▶ WORK TO DO
Every entry must be copied word for word.

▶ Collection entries
>> START

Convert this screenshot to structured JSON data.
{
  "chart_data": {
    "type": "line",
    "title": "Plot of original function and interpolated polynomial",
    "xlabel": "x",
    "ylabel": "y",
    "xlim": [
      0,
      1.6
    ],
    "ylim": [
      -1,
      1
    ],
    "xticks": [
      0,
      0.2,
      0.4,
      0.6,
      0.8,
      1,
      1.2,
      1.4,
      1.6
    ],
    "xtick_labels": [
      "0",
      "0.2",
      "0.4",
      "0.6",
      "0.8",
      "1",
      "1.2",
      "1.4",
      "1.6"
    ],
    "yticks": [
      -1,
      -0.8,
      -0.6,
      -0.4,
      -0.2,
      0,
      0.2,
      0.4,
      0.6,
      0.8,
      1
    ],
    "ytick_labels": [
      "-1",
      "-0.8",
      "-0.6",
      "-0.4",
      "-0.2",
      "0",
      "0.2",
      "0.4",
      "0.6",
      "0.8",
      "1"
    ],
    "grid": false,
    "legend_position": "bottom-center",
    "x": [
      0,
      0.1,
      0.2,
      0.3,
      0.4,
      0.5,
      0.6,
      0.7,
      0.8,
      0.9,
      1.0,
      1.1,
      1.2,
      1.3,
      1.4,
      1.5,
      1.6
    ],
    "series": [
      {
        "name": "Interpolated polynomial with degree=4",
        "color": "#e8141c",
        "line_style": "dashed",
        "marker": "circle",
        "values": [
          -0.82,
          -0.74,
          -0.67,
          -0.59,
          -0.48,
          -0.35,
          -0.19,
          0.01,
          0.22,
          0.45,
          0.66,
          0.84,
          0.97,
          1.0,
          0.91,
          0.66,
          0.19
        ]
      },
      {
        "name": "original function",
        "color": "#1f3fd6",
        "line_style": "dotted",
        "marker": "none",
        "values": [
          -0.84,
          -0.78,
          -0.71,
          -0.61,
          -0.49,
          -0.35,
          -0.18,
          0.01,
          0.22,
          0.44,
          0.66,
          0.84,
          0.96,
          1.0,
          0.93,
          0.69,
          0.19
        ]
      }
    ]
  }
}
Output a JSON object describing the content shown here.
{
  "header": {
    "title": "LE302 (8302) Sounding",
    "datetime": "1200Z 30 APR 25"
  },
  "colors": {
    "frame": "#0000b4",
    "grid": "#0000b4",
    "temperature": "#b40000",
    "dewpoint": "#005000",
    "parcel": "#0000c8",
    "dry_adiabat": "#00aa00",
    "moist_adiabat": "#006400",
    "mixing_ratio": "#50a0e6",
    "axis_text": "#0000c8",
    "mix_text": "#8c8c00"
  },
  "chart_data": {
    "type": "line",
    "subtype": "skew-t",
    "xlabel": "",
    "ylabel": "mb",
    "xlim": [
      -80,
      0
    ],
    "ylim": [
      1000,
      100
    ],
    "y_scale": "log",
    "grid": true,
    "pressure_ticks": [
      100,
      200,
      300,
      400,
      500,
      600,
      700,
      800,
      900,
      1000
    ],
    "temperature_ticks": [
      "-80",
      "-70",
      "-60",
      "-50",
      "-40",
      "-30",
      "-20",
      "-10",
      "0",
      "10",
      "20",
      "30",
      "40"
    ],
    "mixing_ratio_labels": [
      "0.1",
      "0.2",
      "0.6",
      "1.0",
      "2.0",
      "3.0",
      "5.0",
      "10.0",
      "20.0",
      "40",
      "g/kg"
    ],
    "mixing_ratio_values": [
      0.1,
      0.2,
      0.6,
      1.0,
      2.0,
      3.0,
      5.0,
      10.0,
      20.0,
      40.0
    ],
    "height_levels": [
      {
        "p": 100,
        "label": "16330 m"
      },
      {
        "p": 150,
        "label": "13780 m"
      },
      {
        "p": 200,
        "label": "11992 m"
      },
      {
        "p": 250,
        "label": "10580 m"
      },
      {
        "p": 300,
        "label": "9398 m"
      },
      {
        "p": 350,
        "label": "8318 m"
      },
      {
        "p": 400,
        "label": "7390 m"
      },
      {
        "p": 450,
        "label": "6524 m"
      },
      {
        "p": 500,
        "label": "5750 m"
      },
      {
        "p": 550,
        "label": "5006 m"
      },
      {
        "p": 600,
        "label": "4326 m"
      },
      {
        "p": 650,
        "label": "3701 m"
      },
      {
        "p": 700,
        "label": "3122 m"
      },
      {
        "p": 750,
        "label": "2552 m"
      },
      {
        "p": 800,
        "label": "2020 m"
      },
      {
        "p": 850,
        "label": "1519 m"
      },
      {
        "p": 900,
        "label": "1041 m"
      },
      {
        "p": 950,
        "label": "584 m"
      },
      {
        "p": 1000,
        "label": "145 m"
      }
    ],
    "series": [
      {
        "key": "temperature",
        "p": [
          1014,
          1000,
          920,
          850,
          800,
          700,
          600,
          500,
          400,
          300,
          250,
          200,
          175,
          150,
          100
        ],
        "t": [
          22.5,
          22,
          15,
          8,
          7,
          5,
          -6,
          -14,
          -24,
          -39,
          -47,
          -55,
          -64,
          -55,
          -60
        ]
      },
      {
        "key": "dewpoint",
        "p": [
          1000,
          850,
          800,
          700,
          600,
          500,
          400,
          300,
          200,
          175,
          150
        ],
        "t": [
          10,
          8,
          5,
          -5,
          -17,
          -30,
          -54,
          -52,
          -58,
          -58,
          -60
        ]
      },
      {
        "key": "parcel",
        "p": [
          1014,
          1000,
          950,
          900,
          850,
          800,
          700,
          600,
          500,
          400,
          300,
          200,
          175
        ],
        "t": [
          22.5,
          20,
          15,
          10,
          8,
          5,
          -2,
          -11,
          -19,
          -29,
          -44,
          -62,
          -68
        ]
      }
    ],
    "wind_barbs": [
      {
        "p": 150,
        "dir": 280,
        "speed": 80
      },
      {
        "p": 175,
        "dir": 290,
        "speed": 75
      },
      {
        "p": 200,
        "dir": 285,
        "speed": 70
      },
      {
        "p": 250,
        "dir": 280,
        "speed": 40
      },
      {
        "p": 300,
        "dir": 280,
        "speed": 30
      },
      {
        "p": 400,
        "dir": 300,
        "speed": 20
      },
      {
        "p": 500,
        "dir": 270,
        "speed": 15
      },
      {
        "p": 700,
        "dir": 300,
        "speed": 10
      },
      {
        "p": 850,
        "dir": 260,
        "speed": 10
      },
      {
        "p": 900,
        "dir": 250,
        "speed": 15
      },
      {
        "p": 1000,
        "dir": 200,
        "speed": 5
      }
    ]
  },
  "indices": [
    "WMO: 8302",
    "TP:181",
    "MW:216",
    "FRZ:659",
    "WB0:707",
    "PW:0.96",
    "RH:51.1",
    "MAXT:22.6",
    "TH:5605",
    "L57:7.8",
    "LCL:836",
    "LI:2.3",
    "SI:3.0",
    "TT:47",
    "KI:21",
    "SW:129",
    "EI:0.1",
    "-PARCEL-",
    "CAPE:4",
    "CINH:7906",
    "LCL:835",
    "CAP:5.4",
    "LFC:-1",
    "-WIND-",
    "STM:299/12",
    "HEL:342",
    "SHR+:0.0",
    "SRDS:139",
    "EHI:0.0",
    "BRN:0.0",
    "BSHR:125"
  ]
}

>> END

▶ FULL RESPONSE
Convert this screenshot to structured JSON data.
{
  "chart_data": {
    "type": "line",
    "title": "Plot of original function and interpolated polynomial",
    "xlabel": "x",
    "ylabel": "y",
    "xlim": [
      0,
      1.6
    ],
    "ylim": [
      -1,
      1
    ],
    "xticks": [
      0,
      0.2,
      0.4,
      0.6,
      0.8,
      1,
      1.2,
      1.4,
      1.6
    ],
    "xtick_labels": [
      "0",
      "0.2",
      "0.4",
      "0.6",
      "0.8",
      "1",
      "1.2",
      "1.4",
      "1.6"
    ],
    "yticks": [
      -1,
      -0.8,
      -0.6,
      -0.4,
      -0.2,
      0,
      0.2,
      0.4,
      0.6,
      0.8,
      1
    ],
    "ytick_labels": [
      "-1",
      "-0.8",
      "-0.6",
      "-0.4",
      "-0.2",
      "0",
      "0.2",
      "0.4",
      "0.6",
      "0.8",
      "1"
    ],
    "grid": false,
    "legend_position": "bottom-center",
    "x": [
      0,
      0.1,
      0.2,
      0.3,
      0.4,
      0.5,
      0.6,
      0.7,
      0.8,
      0.9,
      1.0,
      1.1,
      1.2,
      1.3,
      1.4,
      1.5,
      1.6
    ],
    "series": [
      {
        "name": "Interpolated polynomial with degree=4",
        "color": "#e8141c",
        "line_style": "dashed",
        "marker": "circle",
        "values": [
          -0.82,
          -0.74,
          -0.67,
          -0.59,
          -0.48,
          -0.35,
          -0.19,
          0.01,
          0.22,
          0.45,
          0.66,
          0.84,
          0.97,
          1.0,
          0.91,
          0.66,
          0.19
        ]
      },
      {
        "name": "original function",
        "color": "#1f3fd6",
        "line_style": "dotted",
        "marker": "none",
        "values": [
          -0.84,
          -0.78,
          -0.71,
          -0.61,
          -0.49,
          -0.35,
          -0.18,
          0.01,
          0.22,
          0.44,
          0.66,
          0.84,
          0.96,
          1.0,
          0.93,
          0.69,
          0.19
        ]
      }
    ]
  }
}
Output a JSON object describing the content shown here.
{
  "header": {
    "title": "LE302 (8302) Sounding",
    "datetime": "1200Z 30 APR 25"
  },
  "colors": {
    "frame": "#0000b4",
    "grid": "#0000b4",
    "temperature": "#b40000",
    "dewpoint": "#005000",
    "parcel": "#0000c8",
    "dry_adiabat": "#00aa00",
    "moist_adiabat": "#006400",
    "mixing_ratio": "#50a0e6",
    "axis_text": "#0000c8",
    "mix_text": "#8c8c00"
  },
  "chart_data": {
    "type": "line",
    "subtype": "skew-t",
    "xlabel": "",
    "ylabel": "mb",
    "xlim": [
      -80,
      0
    ],
    "ylim": [
      1000,
      100
    ],
    "y_scale": "log",
    "grid": true,
    "pressure_ticks": [
      100,
      200,
      300,
      400,
      500,
      600,
      700,
      800,
      900,
      1000
    ],
    "temperature_ticks": [
      "-80",
      "-70",
      "-60",
      "-50",
      "-40",
      "-30",
      "-20",
      "-10",
      "0",
      "10",
      "20",
      "30",
      "40"
    ],
    "mixing_ratio_labels": [
      "0.1",
      "0.2",
      "0.6",
      "1.0",
      "2.0",
      "3.0",
      "5.0",
      "10.0",
      "20.0",
      "40",
      "g/kg"
    ],
    "mixing_ratio_values": [
      0.1,
      0.2,
      0.6,
      1.0,
      2.0,
      3.0,
      5.0,
      10.0,
      20.0,
      40.0
    ],
    "height_levels": [
      {
        "p": 100,
        "label": "16330 m"
      },
      {
        "p": 150,
        "label": "13780 m"
      },
      {
        "p": 200,
        "label": "11992 m"
      },
      {
        "p": 250,
        "label": "10580 m"
      },
      {
        "p": 300,
        "label": "9398 m"
      },
      {
        "p": 350,
        "label": "8318 m"
      },
      {
        "p": 400,
        "label": "7390 m"
      },
      {
        "p": 450,
        "label": "6524 m"
      },
      {
        "p": 500,
        "label": "5750 m"
      },
      {
        "p": 550,
        "label": "5006 m"
      },
      {
        "p": 600,
        "label": "4326 m"
      },
      {
        "p": 650,
        "label": "3701 m"
      },
      {
        "p": 700,
        "label": "3122 m"
      },
      {
        "p": 750,
        "label": "2552 m"
      },
      {
        "p": 800,
        "label": "2020 m"
      },
      {
        "p": 850,
        "label": "1519 m"
      },
      {
        "p": 900,
        "label": "1041 m"
      },
      {
        "p": 950,
        "label": "584 m"
      },
      {
        "p": 1000,
        "label": "145 m"
      }
    ],
    "series": [
      {
        "key": "temperature",
        "p": [
          1014,
          1000,
          920,
          850,
          800,
          700,
          600,
          500,
          400,
          300,
          250,
          200,
          175,
          150,
          100
        ],
        "t": [
          22.5,
          22,
          15,
          8,
          7,
          5,
          -6,
          -14,
          -24,
          -39,
          -47,
          -55,
          -64,
          -55,
          -60
        ]
      },
      {
        "key": "dewpoint",
        "p": [
          1000,
          850,
          800,
          700,
          600,
          500,
          400,
          300,
          200,
          175,
          150
        ],
        "t": [
          10,
          8,
          5,
          -5,
          -17,
          -30,
          -54,
          -52,
          -58,
          -58,
          -60
        ]
      },
      {
        "key": "parcel",
        "p": [
          1014,
          1000,
          950,
          900,
          850,
          800,
          700,
          600,
          500,
          400,
          300,
          200,
          175
        ],
        "t": [
          22.5,
          20,
          15,
          10,
          8,
          5,
          -2,
          -11,
          -19,
          -29,
          -44,
          -62,
          -68
        ]
      }
    ],
    "wind_barbs": [
      {
        "p": 150,
        "dir": 280,
        "speed": 80
      },
      {
        "p": 175,
        "dir": 290,
        "speed": 75
      },
      {
        "p": 200,
        "dir": 285,
        "speed": 70
      },
      {
        "p": 250,
        "dir": 280,
        "speed": 40
      },
      {
        "p": 300,
        "dir": 280,
        "speed": 30
      },
      {
        "p": 400,
        "dir": 300,
        "speed": 20
      },
      {
        "p": 500,
        "dir": 270,
        "speed": 15
      },
      {
        "p": 700,
        "dir": 300,
        "speed": 10
      },
      {
        "p": 850,
        "dir": 260,
        "speed": 10
      },
      {
        "p": 900,
        "dir": 250,
        "speed": 15
      },
      {
        "p": 1000,
        "dir": 200,
        "speed": 5
      }
    ]
  },
  "indices": [
    "WMO: 8302",
    "TP:181",
    "MW:216",
    "FRZ:659",
    "WB0:707",
    "PW:0.96",
    "RH:51.1",
    "MAXT:22.6",
    "TH:5605",
    "L57:7.8",
    "LCL:836",
    "LI:2.3",
    "SI:3.0",
    "TT:47",
    "KI:21",
    "SW:129",
    "EI:0.1",
    "-PARCEL-",
    "CAPE:4",
    "CINH:7906",
    "LCL:835",
    "CAP:5.4",
    "LFC:-1",
    "-WIND-",
    "STM:299/12",
    "HEL:342",
    "SHR+:0.0",
    "SRDS:139",
    "EHI:0.0",
    "BRN:0.0",
    "BSHR:125"
  ]
}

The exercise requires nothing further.